#### SUPPLIED ENTRIES ####

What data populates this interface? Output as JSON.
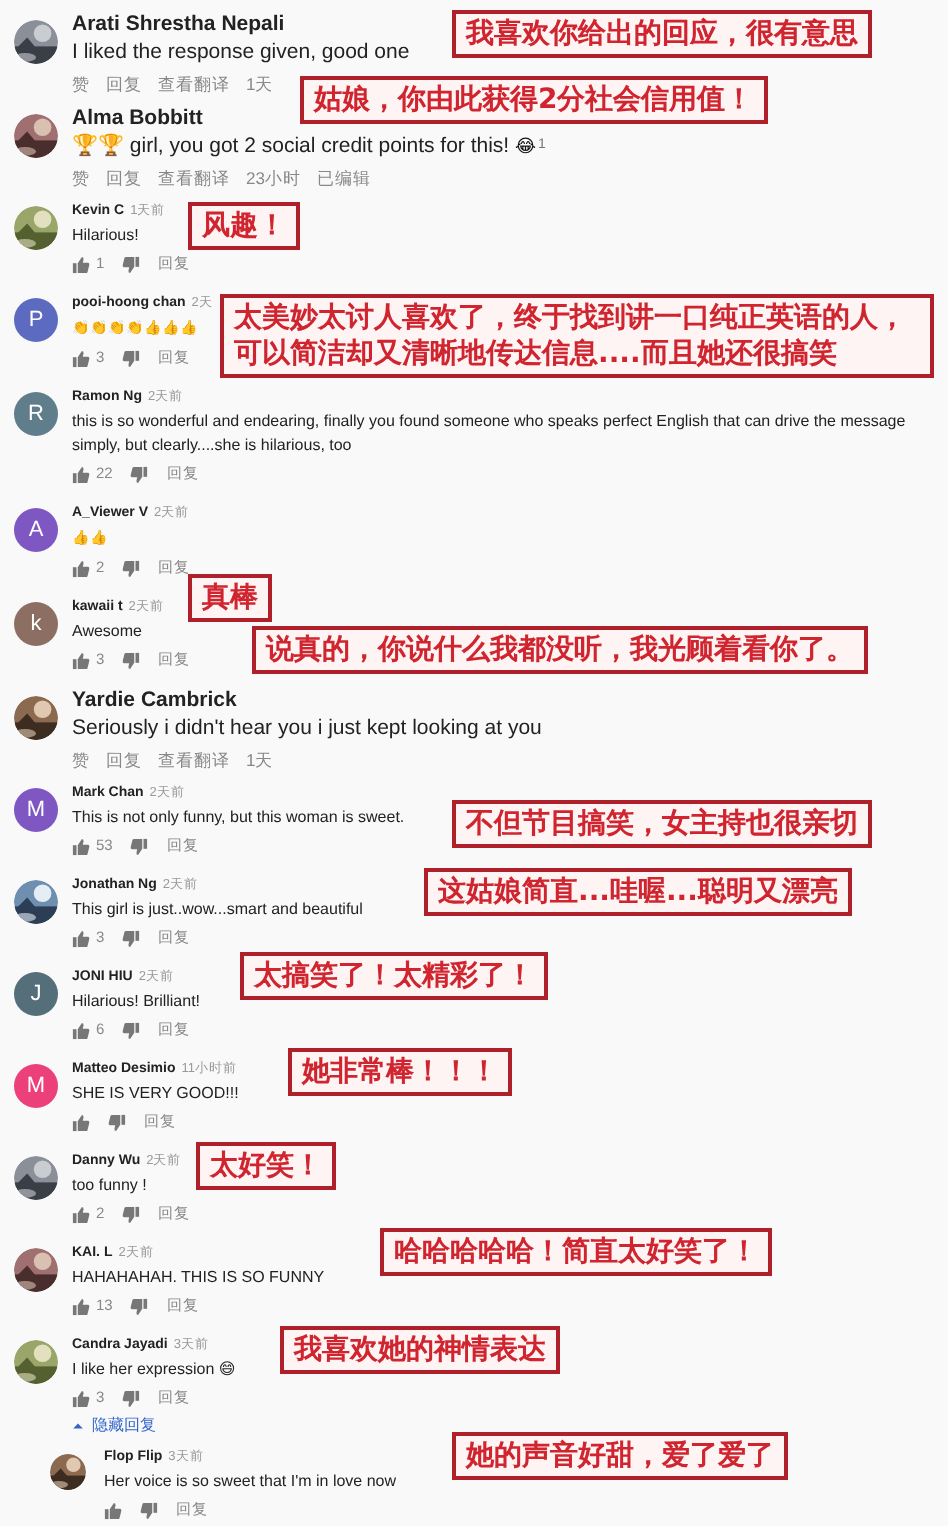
{
  "comments": [
    {
      "kind": "large",
      "author": "Arati Shrestha Nepali",
      "text": "I liked the response given, good one",
      "actions": [
        "赞",
        "回复",
        "查看翻译"
      ],
      "time": "1天",
      "annotation": "我喜欢你给出的回应，很有意思"
    },
    {
      "kind": "large",
      "author": "Alma Bobbitt",
      "text": "🏆🏆 girl, you got 2 social credit points for this!",
      "reaction": "😂",
      "reaction_count": "1",
      "actions": [
        "赞",
        "回复",
        "查看翻译"
      ],
      "time": "23小时",
      "edited": "已编辑",
      "annotation": "姑娘，你由此获得2分社会信用值！"
    },
    {
      "kind": "small",
      "author": "Kevin C",
      "time": "1天前",
      "text": "Hilarious!",
      "likes": "1",
      "reply": "回复",
      "annotation": "风趣！"
    },
    {
      "kind": "small",
      "author": "pooi-hoong chan",
      "avatar": {
        "kind": "letter",
        "letter": "P",
        "color": "#5c6bc0"
      },
      "time": "2天",
      "text": "👏👏👏👏👍👍👍",
      "likes": "3",
      "reply": "回复",
      "annotation": "太美妙太讨人喜欢了，终于找到讲一口纯正英语的人，可以简洁却又清晰地传达信息....而且她还很搞笑"
    },
    {
      "kind": "small",
      "author": "Ramon Ng",
      "avatar": {
        "kind": "letter",
        "letter": "R",
        "color": "#607d8b"
      },
      "time": "2天前",
      "text": "this is so wonderful and endearing, finally you found someone who speaks perfect English that can drive the message simply, but clearly....she is hilarious, too",
      "likes": "22",
      "reply": "回复"
    },
    {
      "kind": "small",
      "author": "A_Viewer V",
      "avatar": {
        "kind": "letter",
        "letter": "A",
        "color": "#7e57c2"
      },
      "time": "2天前",
      "text": "👍👍",
      "likes": "2",
      "reply": "回复"
    },
    {
      "kind": "small",
      "author": "kawaii t",
      "avatar": {
        "kind": "letter",
        "letter": "k",
        "color": "#8d6e63"
      },
      "time": "2天前",
      "text": "Awesome",
      "likes": "3",
      "reply": "回复",
      "annotation": "真棒"
    },
    {
      "kind": "large",
      "author": "Yardie Cambrick",
      "text": "Seriously i didn't hear you i just kept looking at you",
      "actions": [
        "赞",
        "回复",
        "查看翻译"
      ],
      "time": "1天",
      "annotation": "说真的，你说什么我都没听，我光顾着看你了。"
    },
    {
      "kind": "small",
      "author": "Mark Chan",
      "avatar": {
        "kind": "letter",
        "letter": "M",
        "color": "#7e57c2"
      },
      "time": "2天前",
      "text": "This is not only funny, but this woman is sweet.",
      "likes": "53",
      "reply": "回复",
      "annotation": "不但节目搞笑，女主持也很亲切"
    },
    {
      "kind": "small",
      "author": "Jonathan Ng",
      "time": "2天前",
      "text": "This girl is just..wow...smart and beautiful",
      "likes": "3",
      "reply": "回复",
      "annotation": "这姑娘简直...哇喔...聪明又漂亮"
    },
    {
      "kind": "small",
      "author": "JONI HIU",
      "avatar": {
        "kind": "letter",
        "letter": "J",
        "color": "#546e7a"
      },
      "time": "2天前",
      "text": "Hilarious! Brilliant!",
      "likes": "6",
      "reply": "回复",
      "annotation": "太搞笑了！太精彩了！"
    },
    {
      "kind": "small",
      "author": "Matteo Desimio",
      "avatar": {
        "kind": "letter",
        "letter": "M",
        "color": "#ec407a"
      },
      "time": "11小时前",
      "text": "SHE IS VERY GOOD!!!",
      "reply": "回复",
      "annotation": "她非常棒！！！"
    },
    {
      "kind": "small",
      "author": "Danny Wu",
      "time": "2天前",
      "text": "too funny !",
      "likes": "2",
      "reply": "回复",
      "annotation": "太好笑！"
    },
    {
      "kind": "small",
      "author": "KAI. L",
      "time": "2天前",
      "text": "HAHAHAHAH. THIS IS SO FUNNY",
      "likes": "13",
      "reply": "回复",
      "annotation": "哈哈哈哈哈！简直太好笑了！"
    },
    {
      "kind": "small",
      "author": "Candra Jayadi",
      "time": "3天前",
      "text": "I like her expression 😄",
      "likes": "3",
      "reply": "回复",
      "annotation": "我喜欢她的神情表达",
      "replies_toggle": "隐藏回复",
      "expanded": true,
      "replies": [
        {
          "kind": "small",
          "author": "Flop Flip",
          "time": "3天前",
          "text": "Her voice is so sweet that I'm in love now",
          "reply": "回复",
          "annotation": "她的声音好甜，爱了爱了"
        }
      ]
    }
  ]
}
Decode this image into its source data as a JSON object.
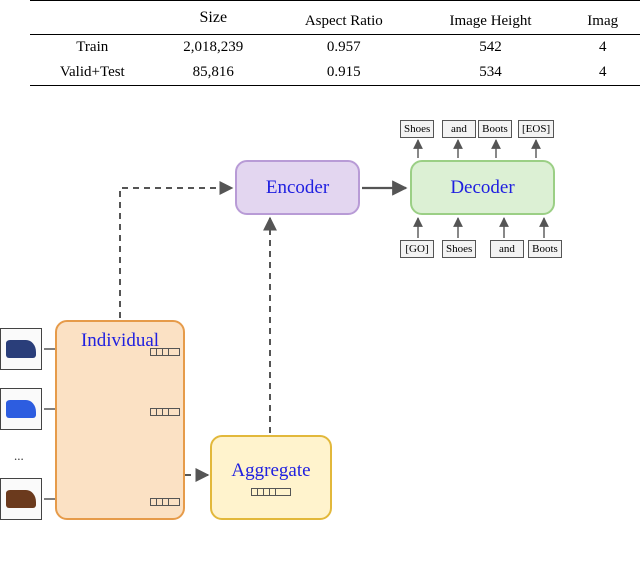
{
  "table": {
    "headers": {
      "size": "Size",
      "aspect": "Aspect Ratio",
      "height": "Image Height",
      "width_cut": "Imag"
    },
    "rows": [
      {
        "split": "Train",
        "size": "2,018,239",
        "aspect": "0.957",
        "height": "542",
        "width_cut": "4"
      },
      {
        "split": "Valid+Test",
        "size": "85,816",
        "aspect": "0.915",
        "height": "534",
        "width_cut": "4"
      }
    ]
  },
  "blocks": {
    "individual": "Individual",
    "aggregate": "Aggregate",
    "encoder": "Encoder",
    "decoder": "Decoder"
  },
  "decoder_io": {
    "outputs": [
      "Shoes",
      "and",
      "Boots",
      "[EOS]"
    ],
    "inputs": [
      "[GO]",
      "Shoes",
      "and",
      "Boots"
    ]
  },
  "misc": {
    "ellipsis": "..."
  }
}
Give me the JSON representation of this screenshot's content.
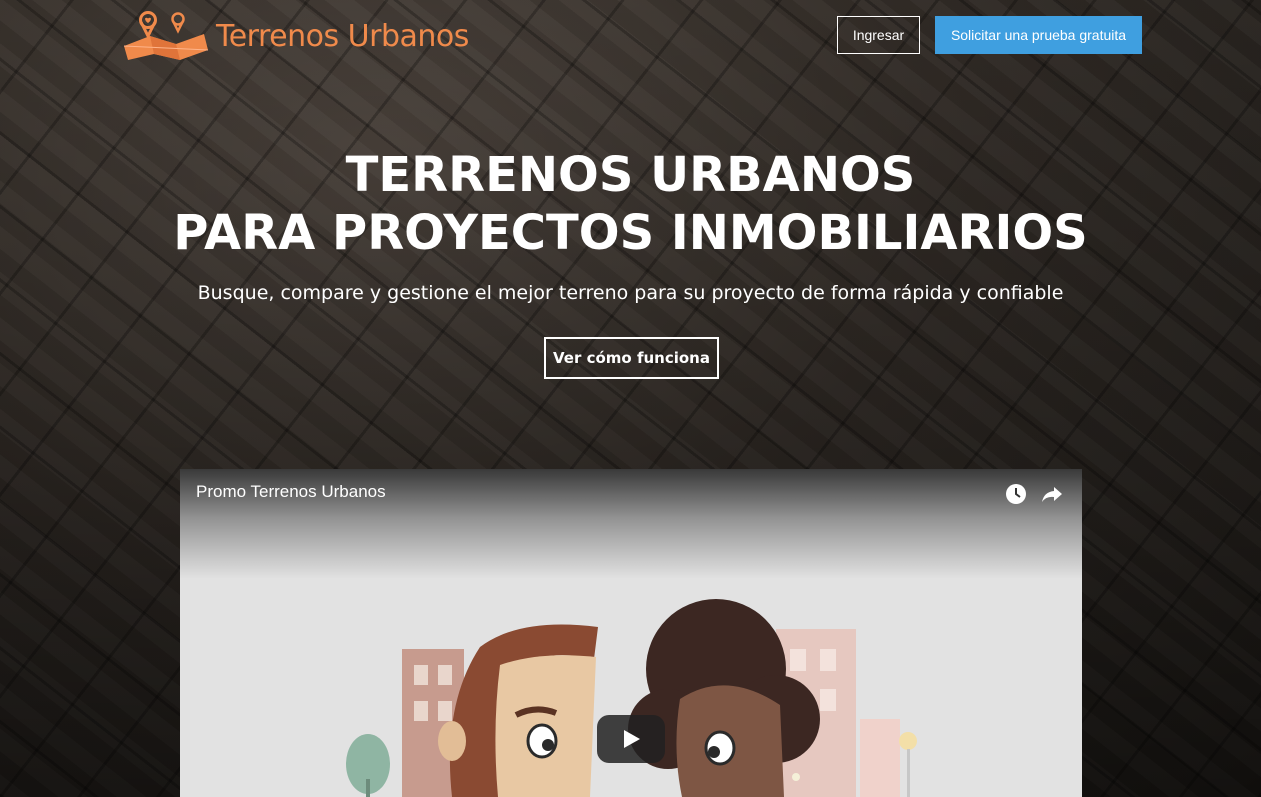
{
  "header": {
    "logo_text": "Terrenos Urbanos",
    "login_label": "Ingresar",
    "trial_label": "Solicitar una prueba gratuita"
  },
  "hero": {
    "headline_line1": "TERRENOS URBANOS",
    "headline_line2": "PARA PROYECTOS INMOBILIARIOS",
    "subtitle": "Busque, compare y gestione el mejor terreno para su proyecto de forma rápida y confiable",
    "cta_label": "Ver cómo funciona"
  },
  "video": {
    "title": "Promo Terrenos Urbanos",
    "icons": [
      "watch-later-icon",
      "share-icon",
      "play-icon"
    ]
  },
  "colors": {
    "brand_orange": "#f08a4b",
    "trial_button": "#3f9fe0",
    "text": "#ffffff"
  }
}
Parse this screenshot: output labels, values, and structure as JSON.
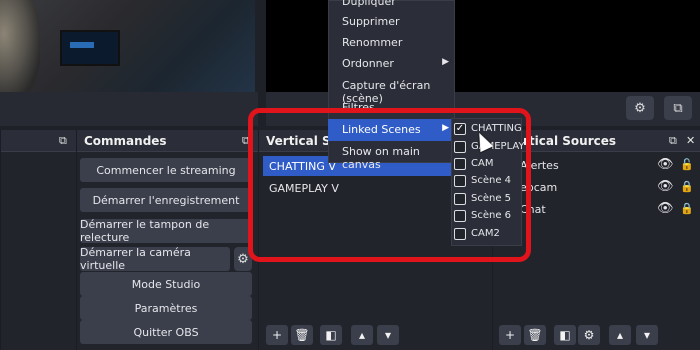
{
  "colors": {
    "accent": "#2f5cc7",
    "highlight_frame": "#e1141b"
  },
  "commands": {
    "title": "Commandes",
    "buttons": [
      "Commencer le streaming",
      "Démarrer l'enregistrement",
      "Démarrer le tampon de relecture",
      "Démarrer la caméra virtuelle",
      "Mode Studio",
      "Paramètres",
      "Quitter OBS"
    ]
  },
  "scenes": {
    "title": "Vertical Scè",
    "items": [
      "CHATTING V",
      "GAMEPLAY V"
    ]
  },
  "sources": {
    "title": "rtical Sources",
    "items": [
      "Alertes",
      "ebcam",
      "Chat"
    ]
  },
  "context_menu": {
    "items": [
      "Dupliquer",
      "Supprimer",
      "Renommer",
      "Ordonner",
      "Capture d'écran (scène)",
      "Filtres",
      "Linked Scenes",
      "Show on main canvas"
    ]
  },
  "linked_scenes": {
    "items": [
      {
        "label": "CHATTING",
        "checked": true
      },
      {
        "label": "GAMEPLAY",
        "checked": false
      },
      {
        "label": "CAM",
        "checked": false
      },
      {
        "label": "Scène 4",
        "checked": false
      },
      {
        "label": "Scène 5",
        "checked": false
      },
      {
        "label": "Scène 6",
        "checked": false
      },
      {
        "label": "CAM2",
        "checked": false
      }
    ]
  }
}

####

◆ EXERCISE DESCRIPTION
Repeat the records above exactly, leaving out any pictures they contain.

◆ EXERCISE ANSWER
What data populates this interface? Output as JSON.
{
  "comments": [
    {
      "kind": "large",
      "author": "Arati Shrestha Nepali",
      "text": "I liked the response given, good one",
      "actions": [
        "赞",
        "回复",
        "查看翻译"
      ],
      "time": "1天",
      "annotation": "我喜欢你给出的回应，很有意思"
    },
    {
      "kind": "large",
      "author": "Alma Bobbitt",
      "text": "🏆🏆 girl, you got 2 social credit points for this!",
      "reaction": "😂",
      "reaction_count": "1",
      "actions": [
        "赞",
        "回复",
        "查看翻译"
      ],
      "time": "23小时",
      "edited": "已编辑",
      "annotation": "姑娘，你由此获得2分社会信用值！"
    },
    {
      "kind": "small",
      "author": "Kevin C",
      "time": "1天前",
      "text": "Hilarious!",
      "likes": "1",
      "reply": "回复",
      "annotation": "风趣！"
    },
    {
      "kind": "small",
      "author": "pooi-hoong chan",
      "avatar": {
        "kind": "letter",
        "letter": "P",
        "color": "#5c6bc0"
      },
      "time": "2天",
      "text": "👏👏👏👏👍👍👍",
      "likes": "3",
      "reply": "回复",
      "annotation": "太美妙太讨人喜欢了，终于找到讲一口纯正英语的人，可以简洁却又清晰地传达信息....而且她还很搞笑"
    },
    {
      "kind": "small",
      "author": "Ramon Ng",
      "avatar": {
        "kind": "letter",
        "letter": "R",
        "color": "#607d8b"
      },
      "time": "2天前",
      "text": "this is so wonderful and endearing, finally you found someone who speaks perfect English that can drive the message simply, but clearly....she is hilarious, too",
      "likes": "22",
      "reply": "回复"
    },
    {
      "kind": "small",
      "author": "A_Viewer V",
      "avatar": {
        "kind": "letter",
        "letter": "A",
        "color": "#7e57c2"
      },
      "time": "2天前",
      "text": "👍👍",
      "likes": "2",
      "reply": "回复"
    },
    {
      "kind": "small",
      "author": "kawaii t",
      "avatar": {
        "kind": "letter",
        "letter": "k",
        "color": "#8d6e63"
      },
      "time": "2天前",
      "text": "Awesome",
      "likes": "3",
      "reply": "回复",
      "annotation": "真棒"
    },
    {
      "kind": "large",
      "author": "Yardie Cambrick",
      "text": "Seriously i didn't hear you i just kept looking at you",
      "actions": [
        "赞",
        "回复",
        "查看翻译"
      ],
      "time": "1天",
      "annotation": "说真的，你说什么我都没听，我光顾着看你了。"
    },
    {
      "kind": "small",
      "author": "Mark Chan",
      "avatar": {
        "kind": "letter",
        "letter": "M",
        "color": "#7e57c2"
      },
      "time": "2天前",
      "text": "This is not only funny, but this woman is sweet.",
      "likes": "53",
      "reply": "回复",
      "annotation": "不但节目搞笑，女主持也很亲切"
    },
    {
      "kind": "small",
      "author": "Jonathan Ng",
      "time": "2天前",
      "text": "This girl is just..wow...smart and beautiful",
      "likes": "3",
      "reply": "回复",
      "annotation": "这姑娘简直...哇喔...聪明又漂亮"
    },
    {
      "kind": "small",
      "author": "JONI HIU",
      "avatar": {
        "kind": "letter",
        "letter": "J",
        "color": "#546e7a"
      },
      "time": "2天前",
      "text": "Hilarious! Brilliant!",
      "likes": "6",
      "reply": "回复",
      "annotation": "太搞笑了！太精彩了！"
    },
    {
      "kind": "small",
      "author": "Matteo Desimio",
      "avatar": {
        "kind": "letter",
        "letter": "M",
        "color": "#ec407a"
      },
      "time": "11小时前",
      "text": "SHE IS VERY GOOD!!!",
      "reply": "回复",
      "annotation": "她非常棒！！！"
    },
    {
      "kind": "small",
      "author": "Danny Wu",
      "time": "2天前",
      "text": "too funny !",
      "likes": "2",
      "reply": "回复",
      "annotation": "太好笑！"
    },
    {
      "kind": "small",
      "author": "KAI. L",
      "time": "2天前",
      "text": "HAHAHAHAH. THIS IS SO FUNNY",
      "likes": "13",
      "reply": "回复",
      "annotation": "哈哈哈哈哈！简直太好笑了！"
    },
    {
      "kind": "small",
      "author": "Candra Jayadi",
      "time": "3天前",
      "text": "I like her expression 😄",
      "likes": "3",
      "reply": "回复",
      "annotation": "我喜欢她的神情表达",
      "replies_toggle": "隐藏回复",
      "expanded": true,
      "replies": [
        {
          "kind": "small",
          "author": "Flop Flip",
          "time": "3天前",
          "text": "Her voice is so sweet that I'm in love now",
          "reply": "回复",
          "annotation": "她的声音好甜，爱了爱了"
        }
      ]
    }
  ]
}
Decode this image into its source data as a JSON object.
{
  "table": {
    "headers": {
      "size": "Size",
      "aspect": "Aspect Ratio",
      "height": "Image Height",
      "width_cut": "Imag"
    },
    "rows": [
      {
        "split": "Train",
        "size": "2,018,239",
        "aspect": "0.957",
        "height": "542",
        "width_cut": "4"
      },
      {
        "split": "Valid+Test",
        "size": "85,816",
        "aspect": "0.915",
        "height": "534",
        "width_cut": "4"
      }
    ]
  },
  "blocks": {
    "individual": "Individual",
    "aggregate": "Aggregate",
    "encoder": "Encoder",
    "decoder": "Decoder"
  },
  "decoder_io": {
    "outputs": [
      "Shoes",
      "and",
      "Boots",
      "[EOS]"
    ],
    "inputs": [
      "[GO]",
      "Shoes",
      "and",
      "Boots"
    ]
  },
  "misc": {
    "ellipsis": "..."
  }
}
Give me the JSON representation of this screenshot's content.
{
  "header": {
    "logo_text": "Terrenos Urbanos",
    "login_label": "Ingresar",
    "trial_label": "Solicitar una prueba gratuita"
  },
  "hero": {
    "headline_line1": "TERRENOS URBANOS",
    "headline_line2": "PARA PROYECTOS INMOBILIARIOS",
    "subtitle": "Busque, compare y gestione el mejor terreno para su proyecto de forma rápida y confiable",
    "cta_label": "Ver cómo funciona"
  },
  "video": {
    "title": "Promo Terrenos Urbanos",
    "icons": [
      "watch-later-icon",
      "share-icon",
      "play-icon"
    ]
  },
  "colors": {
    "brand_orange": "#f08a4b",
    "trial_button": "#3f9fe0",
    "text": "#ffffff"
  }
}
Parse this screenshot: output labels, values, and structure as JSON.
{
  "colors": {
    "accent": "#2f5cc7",
    "highlight_frame": "#e1141b"
  },
  "commands": {
    "title": "Commandes",
    "buttons": [
      "Commencer le streaming",
      "Démarrer l'enregistrement",
      "Démarrer le tampon de relecture",
      "Démarrer la caméra virtuelle",
      "Mode Studio",
      "Paramètres",
      "Quitter OBS"
    ]
  },
  "scenes": {
    "title": "Vertical Scè",
    "items": [
      "CHATTING V",
      "GAMEPLAY V"
    ]
  },
  "sources": {
    "title": "rtical Sources",
    "items": [
      "Alertes",
      "ebcam",
      "Chat"
    ]
  },
  "context_menu": {
    "items": [
      "Dupliquer",
      "Supprimer",
      "Renommer",
      "Ordonner",
      "Capture d'écran (scène)",
      "Filtres",
      "Linked Scenes",
      "Show on main canvas"
    ]
  },
  "linked_scenes": {
    "items": [
      {
        "label": "CHATTING",
        "checked": true
      },
      {
        "label": "GAMEPLAY",
        "checked": false
      },
      {
        "label": "CAM",
        "checked": false
      },
      {
        "label": "Scène 4",
        "checked": false
      },
      {
        "label": "Scène 5",
        "checked": false
      },
      {
        "label": "Scène 6",
        "checked": false
      },
      {
        "label": "CAM2",
        "checked": false
      }
    ]
  }
}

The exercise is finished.